→ **Problem to solve**:
Restate, word for word, every line of the data.

→ **Source data**:
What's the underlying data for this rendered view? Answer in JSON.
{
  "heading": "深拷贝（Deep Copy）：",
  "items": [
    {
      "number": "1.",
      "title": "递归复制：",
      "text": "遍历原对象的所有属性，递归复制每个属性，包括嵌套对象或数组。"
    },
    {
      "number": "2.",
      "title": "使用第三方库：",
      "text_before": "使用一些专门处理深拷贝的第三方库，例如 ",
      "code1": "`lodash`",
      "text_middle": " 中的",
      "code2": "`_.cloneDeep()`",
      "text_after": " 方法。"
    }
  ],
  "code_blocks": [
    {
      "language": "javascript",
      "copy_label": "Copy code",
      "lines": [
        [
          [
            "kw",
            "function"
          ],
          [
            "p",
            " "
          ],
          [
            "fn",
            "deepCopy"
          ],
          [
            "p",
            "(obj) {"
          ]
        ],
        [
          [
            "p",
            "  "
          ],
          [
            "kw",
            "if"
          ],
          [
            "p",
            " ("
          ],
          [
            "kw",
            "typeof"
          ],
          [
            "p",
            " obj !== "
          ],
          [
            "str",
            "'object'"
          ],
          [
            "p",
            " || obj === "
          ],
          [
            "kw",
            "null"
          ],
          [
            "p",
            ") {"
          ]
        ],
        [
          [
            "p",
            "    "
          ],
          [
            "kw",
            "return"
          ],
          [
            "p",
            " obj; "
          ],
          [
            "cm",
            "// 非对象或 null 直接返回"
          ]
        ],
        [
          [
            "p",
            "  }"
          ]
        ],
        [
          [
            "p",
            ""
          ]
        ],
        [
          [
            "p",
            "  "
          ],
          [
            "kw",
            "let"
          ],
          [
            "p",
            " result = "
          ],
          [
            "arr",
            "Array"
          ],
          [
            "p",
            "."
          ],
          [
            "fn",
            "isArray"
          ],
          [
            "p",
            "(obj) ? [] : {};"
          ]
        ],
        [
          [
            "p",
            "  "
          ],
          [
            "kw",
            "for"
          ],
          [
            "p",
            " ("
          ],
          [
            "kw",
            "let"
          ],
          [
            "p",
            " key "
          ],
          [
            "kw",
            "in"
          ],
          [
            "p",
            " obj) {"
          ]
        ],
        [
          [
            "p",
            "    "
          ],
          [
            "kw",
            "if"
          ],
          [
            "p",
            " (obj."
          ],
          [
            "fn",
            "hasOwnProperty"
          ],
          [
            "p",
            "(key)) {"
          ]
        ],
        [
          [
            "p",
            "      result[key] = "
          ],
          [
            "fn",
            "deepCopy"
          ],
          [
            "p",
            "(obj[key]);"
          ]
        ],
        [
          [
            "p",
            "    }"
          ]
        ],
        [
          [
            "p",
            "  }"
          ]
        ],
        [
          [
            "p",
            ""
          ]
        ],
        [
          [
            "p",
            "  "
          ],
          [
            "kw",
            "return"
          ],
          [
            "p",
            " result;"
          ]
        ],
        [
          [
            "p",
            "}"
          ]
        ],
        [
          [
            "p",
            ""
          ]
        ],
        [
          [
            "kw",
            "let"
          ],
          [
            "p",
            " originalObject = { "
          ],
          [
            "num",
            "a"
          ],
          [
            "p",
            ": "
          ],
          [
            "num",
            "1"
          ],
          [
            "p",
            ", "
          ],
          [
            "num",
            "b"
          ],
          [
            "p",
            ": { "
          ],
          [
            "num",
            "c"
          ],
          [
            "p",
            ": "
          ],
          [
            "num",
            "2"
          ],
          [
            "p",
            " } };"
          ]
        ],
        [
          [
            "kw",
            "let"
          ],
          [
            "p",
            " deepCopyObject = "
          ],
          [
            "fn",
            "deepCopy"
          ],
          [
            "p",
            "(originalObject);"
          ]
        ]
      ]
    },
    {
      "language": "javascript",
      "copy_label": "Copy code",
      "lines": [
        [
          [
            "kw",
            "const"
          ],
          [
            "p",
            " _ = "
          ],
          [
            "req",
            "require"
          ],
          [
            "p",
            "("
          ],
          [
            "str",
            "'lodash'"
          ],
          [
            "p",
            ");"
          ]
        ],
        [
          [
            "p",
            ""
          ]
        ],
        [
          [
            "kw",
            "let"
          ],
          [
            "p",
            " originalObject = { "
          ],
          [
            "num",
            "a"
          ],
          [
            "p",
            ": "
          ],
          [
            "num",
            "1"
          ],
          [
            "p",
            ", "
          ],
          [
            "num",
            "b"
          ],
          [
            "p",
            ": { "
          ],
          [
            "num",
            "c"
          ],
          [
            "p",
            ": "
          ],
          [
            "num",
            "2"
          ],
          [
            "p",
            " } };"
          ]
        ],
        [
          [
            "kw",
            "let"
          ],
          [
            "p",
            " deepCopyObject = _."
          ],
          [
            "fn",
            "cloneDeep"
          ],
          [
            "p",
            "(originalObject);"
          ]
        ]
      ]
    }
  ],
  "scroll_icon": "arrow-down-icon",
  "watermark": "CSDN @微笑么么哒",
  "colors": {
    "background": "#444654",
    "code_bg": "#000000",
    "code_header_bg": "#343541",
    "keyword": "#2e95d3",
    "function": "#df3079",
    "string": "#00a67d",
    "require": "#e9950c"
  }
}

→ **Full response**:
What's the underlying data for this rendered view? Answer in JSON.
{
  "heading": "深拷贝（Deep Copy）：",
  "items": [
    {
      "number": "1.",
      "title": "递归复制：",
      "text": "遍历原对象的所有属性，递归复制每个属性，包括嵌套对象或数组。"
    },
    {
      "number": "2.",
      "title": "使用第三方库：",
      "text_before": "使用一些专门处理深拷贝的第三方库，例如 ",
      "code1": "`lodash`",
      "text_middle": " 中的",
      "code2": "`_.cloneDeep()`",
      "text_after": " 方法。"
    }
  ],
  "code_blocks": [
    {
      "language": "javascript",
      "copy_label": "Copy code",
      "lines": [
        [
          [
            "kw",
            "function"
          ],
          [
            "p",
            " "
          ],
          [
            "fn",
            "deepCopy"
          ],
          [
            "p",
            "(obj) {"
          ]
        ],
        [
          [
            "p",
            "  "
          ],
          [
            "kw",
            "if"
          ],
          [
            "p",
            " ("
          ],
          [
            "kw",
            "typeof"
          ],
          [
            "p",
            " obj !== "
          ],
          [
            "str",
            "'object'"
          ],
          [
            "p",
            " || obj === "
          ],
          [
            "kw",
            "null"
          ],
          [
            "p",
            ") {"
          ]
        ],
        [
          [
            "p",
            "    "
          ],
          [
            "kw",
            "return"
          ],
          [
            "p",
            " obj; "
          ],
          [
            "cm",
            "// 非对象或 null 直接返回"
          ]
        ],
        [
          [
            "p",
            "  }"
          ]
        ],
        [
          [
            "p",
            ""
          ]
        ],
        [
          [
            "p",
            "  "
          ],
          [
            "kw",
            "let"
          ],
          [
            "p",
            " result = "
          ],
          [
            "arr",
            "Array"
          ],
          [
            "p",
            "."
          ],
          [
            "fn",
            "isArray"
          ],
          [
            "p",
            "(obj) ? [] : {};"
          ]
        ],
        [
          [
            "p",
            "  "
          ],
          [
            "kw",
            "for"
          ],
          [
            "p",
            " ("
          ],
          [
            "kw",
            "let"
          ],
          [
            "p",
            " key "
          ],
          [
            "kw",
            "in"
          ],
          [
            "p",
            " obj) {"
          ]
        ],
        [
          [
            "p",
            "    "
          ],
          [
            "kw",
            "if"
          ],
          [
            "p",
            " (obj."
          ],
          [
            "fn",
            "hasOwnProperty"
          ],
          [
            "p",
            "(key)) {"
          ]
        ],
        [
          [
            "p",
            "      result[key] = "
          ],
          [
            "fn",
            "deepCopy"
          ],
          [
            "p",
            "(obj[key]);"
          ]
        ],
        [
          [
            "p",
            "    }"
          ]
        ],
        [
          [
            "p",
            "  }"
          ]
        ],
        [
          [
            "p",
            ""
          ]
        ],
        [
          [
            "p",
            "  "
          ],
          [
            "kw",
            "return"
          ],
          [
            "p",
            " result;"
          ]
        ],
        [
          [
            "p",
            "}"
          ]
        ],
        [
          [
            "p",
            ""
          ]
        ],
        [
          [
            "kw",
            "let"
          ],
          [
            "p",
            " originalObject = { "
          ],
          [
            "num",
            "a"
          ],
          [
            "p",
            ": "
          ],
          [
            "num",
            "1"
          ],
          [
            "p",
            ", "
          ],
          [
            "num",
            "b"
          ],
          [
            "p",
            ": { "
          ],
          [
            "num",
            "c"
          ],
          [
            "p",
            ": "
          ],
          [
            "num",
            "2"
          ],
          [
            "p",
            " } };"
          ]
        ],
        [
          [
            "kw",
            "let"
          ],
          [
            "p",
            " deepCopyObject = "
          ],
          [
            "fn",
            "deepCopy"
          ],
          [
            "p",
            "(originalObject);"
          ]
        ]
      ]
    },
    {
      "language": "javascript",
      "copy_label": "Copy code",
      "lines": [
        [
          [
            "kw",
            "const"
          ],
          [
            "p",
            " _ = "
          ],
          [
            "req",
            "require"
          ],
          [
            "p",
            "("
          ],
          [
            "str",
            "'lodash'"
          ],
          [
            "p",
            ");"
          ]
        ],
        [
          [
            "p",
            ""
          ]
        ],
        [
          [
            "kw",
            "let"
          ],
          [
            "p",
            " originalObject = { "
          ],
          [
            "num",
            "a"
          ],
          [
            "p",
            ": "
          ],
          [
            "num",
            "1"
          ],
          [
            "p",
            ", "
          ],
          [
            "num",
            "b"
          ],
          [
            "p",
            ": { "
          ],
          [
            "num",
            "c"
          ],
          [
            "p",
            ": "
          ],
          [
            "num",
            "2"
          ],
          [
            "p",
            " } };"
          ]
        ],
        [
          [
            "kw",
            "let"
          ],
          [
            "p",
            " deepCopyObject = _."
          ],
          [
            "fn",
            "cloneDeep"
          ],
          [
            "p",
            "(originalObject);"
          ]
        ]
      ]
    }
  ],
  "scroll_icon": "arrow-down-icon",
  "watermark": "CSDN @微笑么么哒",
  "colors": {
    "background": "#444654",
    "code_bg": "#000000",
    "code_header_bg": "#343541",
    "keyword": "#2e95d3",
    "function": "#df3079",
    "string": "#00a67d",
    "require": "#e9950c"
  }
}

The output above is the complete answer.